_Objective:_ Skip the pictures. Copy all the rest of the records down exactly.

_Supplied data:_

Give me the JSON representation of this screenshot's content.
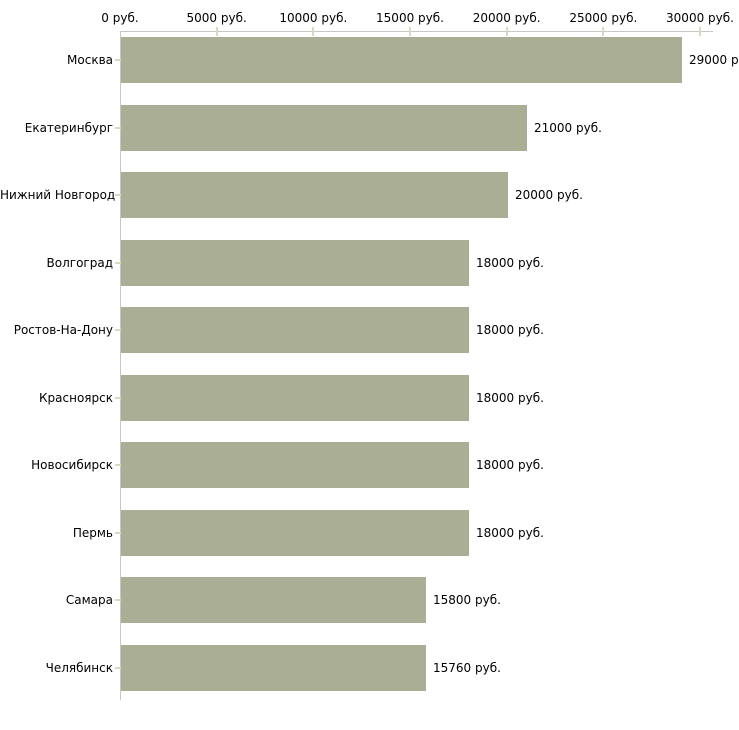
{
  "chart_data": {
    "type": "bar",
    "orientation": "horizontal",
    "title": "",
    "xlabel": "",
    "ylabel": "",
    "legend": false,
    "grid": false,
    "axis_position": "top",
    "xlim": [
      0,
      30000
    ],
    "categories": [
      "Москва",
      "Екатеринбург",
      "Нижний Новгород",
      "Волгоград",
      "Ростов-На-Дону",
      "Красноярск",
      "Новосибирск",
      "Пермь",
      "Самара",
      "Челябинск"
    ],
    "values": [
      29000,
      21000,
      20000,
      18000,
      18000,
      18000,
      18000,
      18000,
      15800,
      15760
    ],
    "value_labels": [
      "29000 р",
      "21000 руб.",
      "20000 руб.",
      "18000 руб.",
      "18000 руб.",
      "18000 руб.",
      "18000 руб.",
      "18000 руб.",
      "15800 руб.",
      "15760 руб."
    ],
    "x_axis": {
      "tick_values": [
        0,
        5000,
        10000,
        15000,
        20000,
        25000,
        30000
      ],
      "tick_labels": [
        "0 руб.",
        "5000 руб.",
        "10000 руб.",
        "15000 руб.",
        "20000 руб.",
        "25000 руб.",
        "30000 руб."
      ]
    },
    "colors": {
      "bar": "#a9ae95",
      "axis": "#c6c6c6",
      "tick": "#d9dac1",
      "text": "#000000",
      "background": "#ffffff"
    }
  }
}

_Answer to this problem:_
Give me the JSON representation of this screenshot's content.
{
  "chart_data": {
    "type": "bar",
    "orientation": "horizontal",
    "title": "",
    "xlabel": "",
    "ylabel": "",
    "legend": false,
    "grid": false,
    "axis_position": "top",
    "xlim": [
      0,
      30000
    ],
    "categories": [
      "Москва",
      "Екатеринбург",
      "Нижний Новгород",
      "Волгоград",
      "Ростов-На-Дону",
      "Красноярск",
      "Новосибирск",
      "Пермь",
      "Самара",
      "Челябинск"
    ],
    "values": [
      29000,
      21000,
      20000,
      18000,
      18000,
      18000,
      18000,
      18000,
      15800,
      15760
    ],
    "value_labels": [
      "29000 р",
      "21000 руб.",
      "20000 руб.",
      "18000 руб.",
      "18000 руб.",
      "18000 руб.",
      "18000 руб.",
      "18000 руб.",
      "15800 руб.",
      "15760 руб."
    ],
    "x_axis": {
      "tick_values": [
        0,
        5000,
        10000,
        15000,
        20000,
        25000,
        30000
      ],
      "tick_labels": [
        "0 руб.",
        "5000 руб.",
        "10000 руб.",
        "15000 руб.",
        "20000 руб.",
        "25000 руб.",
        "30000 руб."
      ]
    },
    "colors": {
      "bar": "#a9ae95",
      "axis": "#c6c6c6",
      "tick": "#d9dac1",
      "text": "#000000",
      "background": "#ffffff"
    }
  }
}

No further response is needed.